◆ **Page text**
——

Coolify API gotchas
The Coolify OpenAPI docs are an incomplete projection of the real allowlists — always cross-reference with the controller source before trusting the spec. This page captures the gotchas we've hit while building coolify-mcp, so contributors don't have to re-discover them.
Most of this content is mirrored from
CLAUDE.mdin the repo root, so AI assistants working in the codebase see the same warnings.
docker_compose_raw requires base64
The API expects base64-encoded YAML, but the field name suggests raw content. The client auto-encodes this field so models and callers can pass plain YAML.
Validation errors vary in format
The errors field in API error responses can contain string[] or plain string values. The client handles both shapes.
Env var field names: is_buildtime / is_runtime (one word each)
Not is_build_time (two words). Documented behaviour:
- On
POST /applications/{uuid}/envsandPATCH /applications/{uuid}/envs, the wrong name returns HTTP 422"This field is not allowed." - On
PATCH /applications/{uuid}/envs/bulk, the wrong name is silently ignored (request returns 201, but the flag stays at default).
Verified against Coolify v4.0.0-beta.473 in #174 / #135. When adding env-var related code or tests, mirror the API field names exactly. Do not paraphrase to is_build_time.
Application CREATE and UPDATE accept different field sets
Coolify's app/Http/Controllers/Api/ApplicationsController.php has two separate $allowedFields arrays:
- The
create_applicationhelper around line 1014, used by everycreate_*endpoint update_by_uuidaround line 2497, used by the update endpoint
removeUnnecessaryFieldsFromRequest() runs that allowlist before the shared sharedDataApplications() validation rules apply, so fields outside the allowlist are silently dropped, never validated, never reach the DB.
Practical effects
dockerfile_target_build is UPDATE-only. Present in the update allowlist, absent from the create allowlist. Sending it on any create_* is silently dropped. The application tool exposes it in the zod schema but only wires it through update.
create_dockerimage accepts health_check_* + ports_mappings but NOT base_directory / publish_directory / install_command / build_command / start_command / watch_paths / dockerfile_location. The endpoint is for pre-built registry images and has no build step. The application tool's create_dockerimage handler intentionally forwards only health-check fields, even though the shared zod schema accepts build-config inputs.

——

◆ **Given records**
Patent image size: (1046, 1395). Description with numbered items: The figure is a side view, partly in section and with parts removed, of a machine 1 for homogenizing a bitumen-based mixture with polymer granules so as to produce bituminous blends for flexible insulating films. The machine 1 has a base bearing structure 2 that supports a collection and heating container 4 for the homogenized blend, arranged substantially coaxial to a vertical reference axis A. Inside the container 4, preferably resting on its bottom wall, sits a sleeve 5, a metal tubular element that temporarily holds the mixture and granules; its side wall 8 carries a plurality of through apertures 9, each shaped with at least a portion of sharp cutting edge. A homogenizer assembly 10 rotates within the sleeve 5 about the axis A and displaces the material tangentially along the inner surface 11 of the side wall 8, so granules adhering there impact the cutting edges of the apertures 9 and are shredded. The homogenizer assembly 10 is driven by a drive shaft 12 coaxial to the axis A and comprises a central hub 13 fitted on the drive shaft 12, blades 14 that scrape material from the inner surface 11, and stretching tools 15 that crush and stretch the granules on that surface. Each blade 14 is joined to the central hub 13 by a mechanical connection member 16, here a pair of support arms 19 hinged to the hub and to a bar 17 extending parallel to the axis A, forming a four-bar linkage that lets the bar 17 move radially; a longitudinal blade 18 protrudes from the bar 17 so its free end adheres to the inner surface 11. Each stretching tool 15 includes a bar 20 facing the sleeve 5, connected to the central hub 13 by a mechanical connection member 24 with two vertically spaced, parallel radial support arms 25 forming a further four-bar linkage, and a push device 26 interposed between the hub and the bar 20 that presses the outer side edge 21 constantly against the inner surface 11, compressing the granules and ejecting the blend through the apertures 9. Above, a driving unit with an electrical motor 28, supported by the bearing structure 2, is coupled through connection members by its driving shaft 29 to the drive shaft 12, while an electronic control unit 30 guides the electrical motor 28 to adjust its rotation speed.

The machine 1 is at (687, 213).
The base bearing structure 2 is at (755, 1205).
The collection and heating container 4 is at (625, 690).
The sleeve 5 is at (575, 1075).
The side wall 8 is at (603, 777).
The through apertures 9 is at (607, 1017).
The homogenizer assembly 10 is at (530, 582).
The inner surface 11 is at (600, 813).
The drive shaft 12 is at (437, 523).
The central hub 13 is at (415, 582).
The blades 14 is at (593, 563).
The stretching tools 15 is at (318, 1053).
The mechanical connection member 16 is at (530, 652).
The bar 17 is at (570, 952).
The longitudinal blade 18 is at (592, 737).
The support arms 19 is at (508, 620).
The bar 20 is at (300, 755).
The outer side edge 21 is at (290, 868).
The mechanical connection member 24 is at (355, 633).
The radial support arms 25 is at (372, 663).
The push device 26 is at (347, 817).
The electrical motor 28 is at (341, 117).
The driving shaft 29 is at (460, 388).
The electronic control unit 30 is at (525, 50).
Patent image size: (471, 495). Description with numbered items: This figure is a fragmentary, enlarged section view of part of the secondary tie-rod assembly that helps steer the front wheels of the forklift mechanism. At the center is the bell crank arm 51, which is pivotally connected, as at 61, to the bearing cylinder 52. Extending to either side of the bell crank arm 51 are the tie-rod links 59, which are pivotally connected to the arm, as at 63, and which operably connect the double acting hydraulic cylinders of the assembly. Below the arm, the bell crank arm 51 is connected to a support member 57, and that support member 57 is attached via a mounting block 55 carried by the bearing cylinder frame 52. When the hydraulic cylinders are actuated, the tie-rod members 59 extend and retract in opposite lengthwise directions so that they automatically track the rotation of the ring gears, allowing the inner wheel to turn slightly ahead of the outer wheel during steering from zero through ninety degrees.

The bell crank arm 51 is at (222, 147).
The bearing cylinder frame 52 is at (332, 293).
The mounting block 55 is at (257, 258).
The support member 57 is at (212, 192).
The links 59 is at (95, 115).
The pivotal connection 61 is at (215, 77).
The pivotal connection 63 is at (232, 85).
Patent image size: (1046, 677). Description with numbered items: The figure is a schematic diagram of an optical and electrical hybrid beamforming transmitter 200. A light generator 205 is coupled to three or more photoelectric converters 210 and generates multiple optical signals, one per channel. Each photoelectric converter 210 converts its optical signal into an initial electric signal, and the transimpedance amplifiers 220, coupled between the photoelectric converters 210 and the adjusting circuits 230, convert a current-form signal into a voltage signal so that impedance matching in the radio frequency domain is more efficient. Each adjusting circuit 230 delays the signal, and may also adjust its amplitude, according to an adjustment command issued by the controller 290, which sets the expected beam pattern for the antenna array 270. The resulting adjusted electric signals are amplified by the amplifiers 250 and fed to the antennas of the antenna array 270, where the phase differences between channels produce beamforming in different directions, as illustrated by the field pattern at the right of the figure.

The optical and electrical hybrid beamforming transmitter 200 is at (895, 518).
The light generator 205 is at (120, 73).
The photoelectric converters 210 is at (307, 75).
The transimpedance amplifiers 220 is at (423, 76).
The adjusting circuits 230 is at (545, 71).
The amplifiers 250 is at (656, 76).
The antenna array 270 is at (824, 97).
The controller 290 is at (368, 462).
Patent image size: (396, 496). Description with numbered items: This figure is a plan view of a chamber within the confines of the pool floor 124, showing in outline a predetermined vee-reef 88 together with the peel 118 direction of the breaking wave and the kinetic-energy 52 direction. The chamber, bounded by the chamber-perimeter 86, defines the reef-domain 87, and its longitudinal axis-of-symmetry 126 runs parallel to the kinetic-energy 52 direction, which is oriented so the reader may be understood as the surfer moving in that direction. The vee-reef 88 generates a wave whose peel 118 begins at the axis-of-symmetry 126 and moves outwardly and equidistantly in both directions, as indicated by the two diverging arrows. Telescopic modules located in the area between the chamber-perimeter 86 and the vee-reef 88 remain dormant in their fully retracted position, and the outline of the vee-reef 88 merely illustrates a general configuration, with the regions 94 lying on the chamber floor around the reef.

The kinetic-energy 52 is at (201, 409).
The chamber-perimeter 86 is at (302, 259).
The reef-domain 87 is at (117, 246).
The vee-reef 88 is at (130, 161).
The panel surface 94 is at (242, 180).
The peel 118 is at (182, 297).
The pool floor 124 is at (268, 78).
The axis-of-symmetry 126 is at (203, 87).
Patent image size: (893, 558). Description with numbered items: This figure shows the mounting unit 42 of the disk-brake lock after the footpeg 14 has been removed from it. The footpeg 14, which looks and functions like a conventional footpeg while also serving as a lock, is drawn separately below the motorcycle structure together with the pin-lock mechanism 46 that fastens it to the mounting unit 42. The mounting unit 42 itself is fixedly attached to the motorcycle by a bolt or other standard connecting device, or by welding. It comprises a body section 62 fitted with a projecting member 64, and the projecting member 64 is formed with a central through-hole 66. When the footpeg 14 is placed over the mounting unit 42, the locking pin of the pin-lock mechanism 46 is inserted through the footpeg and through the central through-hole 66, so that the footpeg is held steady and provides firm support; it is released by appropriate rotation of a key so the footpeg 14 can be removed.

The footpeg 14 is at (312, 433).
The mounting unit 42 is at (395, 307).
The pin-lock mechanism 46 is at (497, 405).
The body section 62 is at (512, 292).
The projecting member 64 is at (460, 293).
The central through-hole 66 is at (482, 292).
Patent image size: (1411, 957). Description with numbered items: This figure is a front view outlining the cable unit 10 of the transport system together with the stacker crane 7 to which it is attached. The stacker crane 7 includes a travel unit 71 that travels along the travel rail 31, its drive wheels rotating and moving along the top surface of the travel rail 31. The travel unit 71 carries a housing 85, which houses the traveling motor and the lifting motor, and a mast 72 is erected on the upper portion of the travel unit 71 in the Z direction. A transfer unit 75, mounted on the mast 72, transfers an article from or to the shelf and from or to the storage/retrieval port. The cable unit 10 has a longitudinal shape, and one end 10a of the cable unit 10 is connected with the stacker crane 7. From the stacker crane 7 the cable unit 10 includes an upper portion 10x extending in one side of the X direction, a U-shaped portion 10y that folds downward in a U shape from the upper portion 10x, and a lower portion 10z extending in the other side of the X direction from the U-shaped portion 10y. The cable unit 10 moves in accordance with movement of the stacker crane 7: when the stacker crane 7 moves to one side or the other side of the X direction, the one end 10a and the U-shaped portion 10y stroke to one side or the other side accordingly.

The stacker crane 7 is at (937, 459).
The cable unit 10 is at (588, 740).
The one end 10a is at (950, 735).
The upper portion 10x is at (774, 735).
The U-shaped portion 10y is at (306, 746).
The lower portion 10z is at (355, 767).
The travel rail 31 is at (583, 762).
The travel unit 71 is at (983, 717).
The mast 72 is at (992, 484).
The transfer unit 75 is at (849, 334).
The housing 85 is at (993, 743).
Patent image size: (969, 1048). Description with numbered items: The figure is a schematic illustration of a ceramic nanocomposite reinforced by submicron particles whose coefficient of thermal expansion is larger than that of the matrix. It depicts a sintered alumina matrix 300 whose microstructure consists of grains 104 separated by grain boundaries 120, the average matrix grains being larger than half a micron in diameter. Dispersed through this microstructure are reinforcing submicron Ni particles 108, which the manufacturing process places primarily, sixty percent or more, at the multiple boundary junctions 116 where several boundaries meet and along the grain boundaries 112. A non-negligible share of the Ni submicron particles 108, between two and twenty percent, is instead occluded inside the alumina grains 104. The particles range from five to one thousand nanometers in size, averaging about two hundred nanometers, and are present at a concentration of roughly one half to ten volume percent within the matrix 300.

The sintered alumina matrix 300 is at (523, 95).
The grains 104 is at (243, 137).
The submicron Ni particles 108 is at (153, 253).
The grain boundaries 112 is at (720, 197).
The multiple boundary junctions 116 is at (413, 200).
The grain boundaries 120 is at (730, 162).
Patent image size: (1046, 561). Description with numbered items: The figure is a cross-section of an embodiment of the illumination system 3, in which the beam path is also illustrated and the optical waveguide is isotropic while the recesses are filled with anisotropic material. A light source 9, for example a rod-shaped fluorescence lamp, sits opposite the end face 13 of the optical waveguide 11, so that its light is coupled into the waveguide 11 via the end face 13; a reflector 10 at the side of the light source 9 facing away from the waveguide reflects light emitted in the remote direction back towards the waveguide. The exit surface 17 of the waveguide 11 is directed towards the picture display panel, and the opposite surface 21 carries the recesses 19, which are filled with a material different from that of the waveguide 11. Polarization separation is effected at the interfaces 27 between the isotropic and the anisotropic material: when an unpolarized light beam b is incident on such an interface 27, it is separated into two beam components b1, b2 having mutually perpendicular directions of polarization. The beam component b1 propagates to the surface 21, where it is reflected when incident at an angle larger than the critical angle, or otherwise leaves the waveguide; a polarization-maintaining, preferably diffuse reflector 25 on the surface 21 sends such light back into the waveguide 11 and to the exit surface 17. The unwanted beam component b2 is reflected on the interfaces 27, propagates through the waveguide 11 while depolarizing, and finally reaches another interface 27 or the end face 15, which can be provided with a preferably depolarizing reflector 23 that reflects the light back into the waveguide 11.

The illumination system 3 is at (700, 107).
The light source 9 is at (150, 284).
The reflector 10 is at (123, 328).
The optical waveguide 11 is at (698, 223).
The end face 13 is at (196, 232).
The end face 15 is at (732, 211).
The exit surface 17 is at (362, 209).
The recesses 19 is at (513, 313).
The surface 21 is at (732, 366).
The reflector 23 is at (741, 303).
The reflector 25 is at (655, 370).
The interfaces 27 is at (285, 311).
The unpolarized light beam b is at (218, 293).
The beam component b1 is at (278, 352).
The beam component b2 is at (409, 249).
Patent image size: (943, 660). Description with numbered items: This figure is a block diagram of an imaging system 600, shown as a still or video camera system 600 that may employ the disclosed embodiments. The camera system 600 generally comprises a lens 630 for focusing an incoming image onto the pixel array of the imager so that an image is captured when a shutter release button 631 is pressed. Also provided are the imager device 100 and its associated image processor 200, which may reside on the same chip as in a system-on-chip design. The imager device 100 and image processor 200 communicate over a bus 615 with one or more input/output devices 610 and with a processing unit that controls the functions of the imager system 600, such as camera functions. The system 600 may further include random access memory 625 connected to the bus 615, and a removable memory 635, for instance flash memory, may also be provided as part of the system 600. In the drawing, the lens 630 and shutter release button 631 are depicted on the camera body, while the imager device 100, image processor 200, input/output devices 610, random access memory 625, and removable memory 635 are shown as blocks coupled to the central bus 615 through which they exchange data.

——

◆ **Check your understanding**
- A) In the Coolify API gotchas page, which Coolify version was the env var field name behavior verified against?
- B) Rewrite the part of the Coolify API gotchas page that opens with the words "create_dockerimage accepts health_check_*" and closes with "accepts build-config inputs.", substituting "deliberately" for "intentionally".
- C) List every field that the Coolify API gotchas page says create_dockerimage does not accept.

◆ **Response list**
- A) Coolify v4.0.0-beta.473

- B)
create_dockerimage accepts health_check_* + ports_mappings but NOT base_directory / publish_directory / install_command / build_command / start_command / watch_paths / dockerfile_location. The endpoint is for pre-built registry images and has no build step. The application tool's create_dockerimage handler deliberately forwards only health-check fields, even though the shared zod schema accepts build-config inputs.

- C) base_directory, publish_directory, install_command, build_command, start_command, watch_paths, dockerfile_location